[Start Data]
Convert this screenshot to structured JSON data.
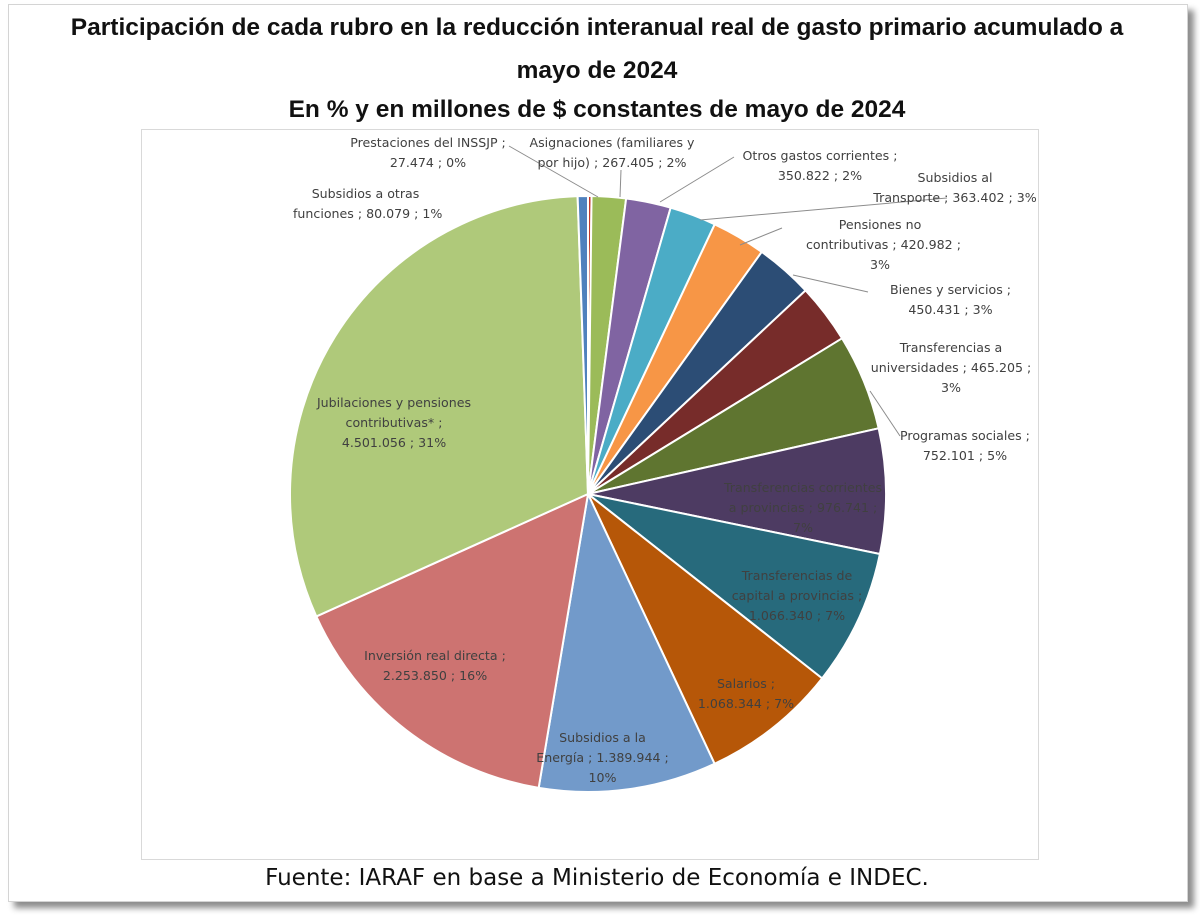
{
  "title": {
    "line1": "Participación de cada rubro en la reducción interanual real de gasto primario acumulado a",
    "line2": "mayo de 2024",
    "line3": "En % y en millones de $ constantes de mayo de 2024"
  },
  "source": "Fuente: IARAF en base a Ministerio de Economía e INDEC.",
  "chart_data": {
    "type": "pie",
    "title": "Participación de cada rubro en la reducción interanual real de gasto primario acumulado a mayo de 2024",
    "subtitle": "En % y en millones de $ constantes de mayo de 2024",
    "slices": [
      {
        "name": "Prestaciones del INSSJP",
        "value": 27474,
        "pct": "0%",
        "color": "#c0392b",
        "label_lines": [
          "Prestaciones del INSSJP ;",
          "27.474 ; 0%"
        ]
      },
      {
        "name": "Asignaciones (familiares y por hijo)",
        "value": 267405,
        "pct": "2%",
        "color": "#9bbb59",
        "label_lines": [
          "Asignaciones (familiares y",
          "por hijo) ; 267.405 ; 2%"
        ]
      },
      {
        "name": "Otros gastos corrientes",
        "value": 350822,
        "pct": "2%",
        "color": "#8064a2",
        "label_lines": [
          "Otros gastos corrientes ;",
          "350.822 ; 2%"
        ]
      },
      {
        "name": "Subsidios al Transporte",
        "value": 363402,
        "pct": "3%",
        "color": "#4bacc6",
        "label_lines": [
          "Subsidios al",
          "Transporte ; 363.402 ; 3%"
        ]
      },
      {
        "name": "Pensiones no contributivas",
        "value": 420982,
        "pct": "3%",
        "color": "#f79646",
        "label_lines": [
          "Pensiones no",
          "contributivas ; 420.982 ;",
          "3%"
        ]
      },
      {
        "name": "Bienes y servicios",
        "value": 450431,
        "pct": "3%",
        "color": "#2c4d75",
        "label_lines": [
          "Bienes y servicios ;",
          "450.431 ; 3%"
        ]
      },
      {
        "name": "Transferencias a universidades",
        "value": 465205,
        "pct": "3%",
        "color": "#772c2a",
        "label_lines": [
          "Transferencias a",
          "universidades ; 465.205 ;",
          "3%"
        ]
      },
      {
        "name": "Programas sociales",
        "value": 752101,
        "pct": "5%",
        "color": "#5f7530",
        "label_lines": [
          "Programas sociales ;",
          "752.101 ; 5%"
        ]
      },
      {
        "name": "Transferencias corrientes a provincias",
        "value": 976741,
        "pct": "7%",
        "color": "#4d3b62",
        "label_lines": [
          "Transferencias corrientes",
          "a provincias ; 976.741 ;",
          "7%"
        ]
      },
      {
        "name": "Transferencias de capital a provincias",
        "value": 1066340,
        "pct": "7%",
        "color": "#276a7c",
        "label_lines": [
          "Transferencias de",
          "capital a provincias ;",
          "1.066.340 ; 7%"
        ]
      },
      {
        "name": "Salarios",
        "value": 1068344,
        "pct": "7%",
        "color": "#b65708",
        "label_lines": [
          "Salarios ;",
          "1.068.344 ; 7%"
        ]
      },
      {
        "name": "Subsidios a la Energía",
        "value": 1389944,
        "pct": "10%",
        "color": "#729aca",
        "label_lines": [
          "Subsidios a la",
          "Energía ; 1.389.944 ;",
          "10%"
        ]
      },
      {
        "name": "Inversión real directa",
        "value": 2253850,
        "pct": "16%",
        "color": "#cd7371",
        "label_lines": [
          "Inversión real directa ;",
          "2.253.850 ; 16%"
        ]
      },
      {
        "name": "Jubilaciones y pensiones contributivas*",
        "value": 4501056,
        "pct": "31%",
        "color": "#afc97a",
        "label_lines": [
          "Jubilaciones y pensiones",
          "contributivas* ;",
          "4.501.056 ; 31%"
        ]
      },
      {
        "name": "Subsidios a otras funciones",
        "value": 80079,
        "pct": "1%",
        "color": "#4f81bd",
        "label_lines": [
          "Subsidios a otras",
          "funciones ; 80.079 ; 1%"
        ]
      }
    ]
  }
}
[End Data]
[Start Data]
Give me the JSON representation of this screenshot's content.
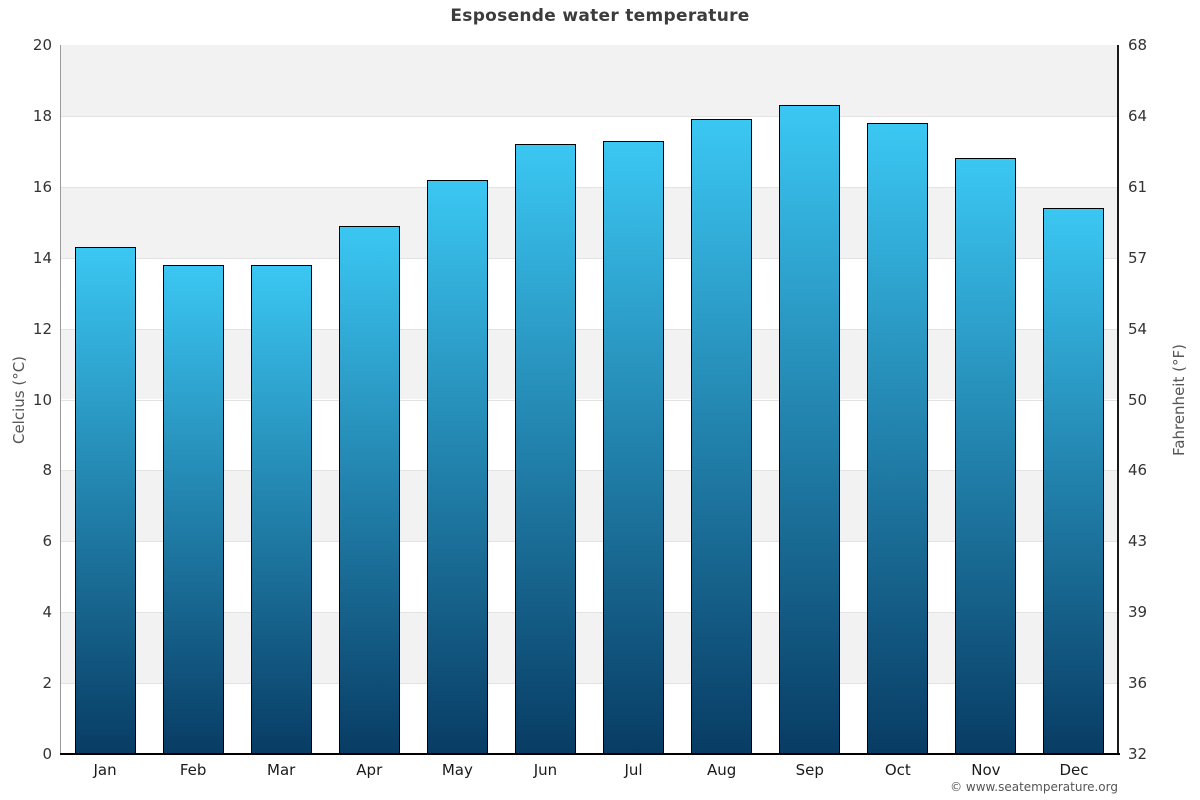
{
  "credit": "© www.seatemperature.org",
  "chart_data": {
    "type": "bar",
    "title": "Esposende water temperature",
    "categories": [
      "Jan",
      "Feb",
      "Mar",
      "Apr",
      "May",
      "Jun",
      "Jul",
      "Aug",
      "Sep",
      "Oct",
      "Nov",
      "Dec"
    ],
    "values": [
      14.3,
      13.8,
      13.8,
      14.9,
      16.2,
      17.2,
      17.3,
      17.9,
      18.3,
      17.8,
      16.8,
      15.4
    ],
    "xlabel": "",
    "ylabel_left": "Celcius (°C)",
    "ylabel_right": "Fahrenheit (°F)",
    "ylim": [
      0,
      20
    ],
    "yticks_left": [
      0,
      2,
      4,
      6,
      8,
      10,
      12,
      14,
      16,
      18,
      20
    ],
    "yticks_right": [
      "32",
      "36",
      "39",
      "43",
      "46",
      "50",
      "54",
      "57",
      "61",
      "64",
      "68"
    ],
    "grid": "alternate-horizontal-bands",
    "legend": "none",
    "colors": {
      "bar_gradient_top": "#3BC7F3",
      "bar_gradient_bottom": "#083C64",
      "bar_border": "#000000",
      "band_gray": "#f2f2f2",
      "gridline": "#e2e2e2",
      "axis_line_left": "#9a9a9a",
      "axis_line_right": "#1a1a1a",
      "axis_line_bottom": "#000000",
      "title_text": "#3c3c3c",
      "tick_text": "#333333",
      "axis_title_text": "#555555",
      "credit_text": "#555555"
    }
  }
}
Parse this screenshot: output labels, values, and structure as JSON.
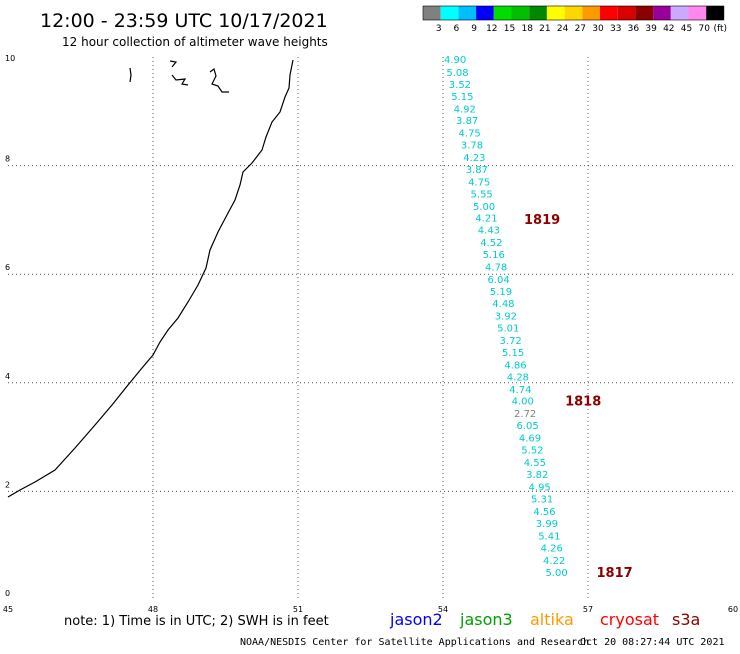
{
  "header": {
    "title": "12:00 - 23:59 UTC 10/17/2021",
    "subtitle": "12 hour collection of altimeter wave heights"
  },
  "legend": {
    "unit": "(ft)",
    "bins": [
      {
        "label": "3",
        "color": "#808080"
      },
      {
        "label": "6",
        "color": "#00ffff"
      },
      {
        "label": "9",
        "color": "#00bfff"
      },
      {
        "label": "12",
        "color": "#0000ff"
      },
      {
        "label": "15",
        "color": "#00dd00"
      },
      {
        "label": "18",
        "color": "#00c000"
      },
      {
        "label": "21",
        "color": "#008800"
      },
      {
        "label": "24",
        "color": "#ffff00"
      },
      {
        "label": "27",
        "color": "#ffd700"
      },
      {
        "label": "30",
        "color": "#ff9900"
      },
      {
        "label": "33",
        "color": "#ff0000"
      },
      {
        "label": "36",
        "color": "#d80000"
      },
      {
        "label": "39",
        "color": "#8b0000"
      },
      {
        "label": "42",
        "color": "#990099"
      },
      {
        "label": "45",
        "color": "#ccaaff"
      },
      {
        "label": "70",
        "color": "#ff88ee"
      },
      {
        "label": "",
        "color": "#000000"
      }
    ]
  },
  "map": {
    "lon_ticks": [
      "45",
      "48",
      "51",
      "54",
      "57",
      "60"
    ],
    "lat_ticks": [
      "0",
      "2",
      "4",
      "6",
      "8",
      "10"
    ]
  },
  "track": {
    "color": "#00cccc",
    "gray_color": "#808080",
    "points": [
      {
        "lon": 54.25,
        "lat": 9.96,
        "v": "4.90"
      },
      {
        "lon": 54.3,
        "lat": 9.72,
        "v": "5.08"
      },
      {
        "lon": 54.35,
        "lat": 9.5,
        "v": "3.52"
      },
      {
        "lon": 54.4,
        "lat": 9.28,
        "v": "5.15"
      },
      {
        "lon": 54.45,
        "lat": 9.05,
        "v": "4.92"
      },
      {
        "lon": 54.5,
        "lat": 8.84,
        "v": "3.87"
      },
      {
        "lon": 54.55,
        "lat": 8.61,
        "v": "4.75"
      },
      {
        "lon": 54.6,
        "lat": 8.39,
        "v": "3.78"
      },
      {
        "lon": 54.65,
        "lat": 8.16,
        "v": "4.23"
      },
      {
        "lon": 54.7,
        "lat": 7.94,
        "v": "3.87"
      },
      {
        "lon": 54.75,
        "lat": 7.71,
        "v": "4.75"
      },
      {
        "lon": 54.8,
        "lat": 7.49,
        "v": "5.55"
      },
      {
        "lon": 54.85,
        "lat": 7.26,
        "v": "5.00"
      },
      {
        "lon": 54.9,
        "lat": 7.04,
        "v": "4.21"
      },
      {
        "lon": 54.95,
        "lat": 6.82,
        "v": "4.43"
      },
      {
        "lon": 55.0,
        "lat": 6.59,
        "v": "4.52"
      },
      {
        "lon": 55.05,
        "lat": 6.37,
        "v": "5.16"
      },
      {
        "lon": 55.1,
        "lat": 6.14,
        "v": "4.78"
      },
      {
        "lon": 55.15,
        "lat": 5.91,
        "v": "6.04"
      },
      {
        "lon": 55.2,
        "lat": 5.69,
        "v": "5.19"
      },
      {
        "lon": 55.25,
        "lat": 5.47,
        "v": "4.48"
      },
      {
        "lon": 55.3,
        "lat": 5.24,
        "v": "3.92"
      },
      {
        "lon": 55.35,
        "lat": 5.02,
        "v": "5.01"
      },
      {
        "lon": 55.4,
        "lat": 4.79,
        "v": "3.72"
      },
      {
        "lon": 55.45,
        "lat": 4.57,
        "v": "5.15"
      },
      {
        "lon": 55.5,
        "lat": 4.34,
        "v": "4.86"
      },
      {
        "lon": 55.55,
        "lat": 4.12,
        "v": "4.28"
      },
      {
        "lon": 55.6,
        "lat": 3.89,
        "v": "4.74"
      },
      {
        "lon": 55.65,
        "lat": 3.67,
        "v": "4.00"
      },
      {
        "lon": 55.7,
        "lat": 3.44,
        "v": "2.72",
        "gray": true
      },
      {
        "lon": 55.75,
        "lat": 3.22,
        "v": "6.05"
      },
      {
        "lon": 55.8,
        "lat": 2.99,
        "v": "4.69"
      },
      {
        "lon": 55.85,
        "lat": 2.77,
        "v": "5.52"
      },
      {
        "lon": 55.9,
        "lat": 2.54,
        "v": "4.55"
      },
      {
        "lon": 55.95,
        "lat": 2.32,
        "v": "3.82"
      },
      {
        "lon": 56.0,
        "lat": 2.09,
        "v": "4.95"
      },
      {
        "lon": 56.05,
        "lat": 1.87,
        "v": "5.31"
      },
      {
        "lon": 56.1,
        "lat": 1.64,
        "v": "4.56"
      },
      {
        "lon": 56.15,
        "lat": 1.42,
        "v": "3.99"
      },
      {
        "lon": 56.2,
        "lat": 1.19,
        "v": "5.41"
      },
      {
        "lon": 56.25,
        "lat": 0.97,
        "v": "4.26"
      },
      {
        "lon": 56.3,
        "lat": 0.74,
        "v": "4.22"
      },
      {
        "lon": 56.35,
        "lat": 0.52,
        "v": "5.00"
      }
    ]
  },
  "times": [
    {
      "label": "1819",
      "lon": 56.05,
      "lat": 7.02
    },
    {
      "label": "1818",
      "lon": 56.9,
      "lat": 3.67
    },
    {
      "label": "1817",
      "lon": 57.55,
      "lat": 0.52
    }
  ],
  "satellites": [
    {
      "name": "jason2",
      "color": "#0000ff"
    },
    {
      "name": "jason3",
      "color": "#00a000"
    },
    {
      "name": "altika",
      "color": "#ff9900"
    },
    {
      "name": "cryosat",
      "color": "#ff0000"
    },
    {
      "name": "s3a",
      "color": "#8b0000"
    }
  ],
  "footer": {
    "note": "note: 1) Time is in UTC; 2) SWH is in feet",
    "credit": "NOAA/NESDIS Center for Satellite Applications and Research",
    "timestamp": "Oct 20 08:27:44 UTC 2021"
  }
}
[End Data]
> Required work
Of the lines above, how many hold the string "gastos"? Answer with only the number.

> Finished exercise
2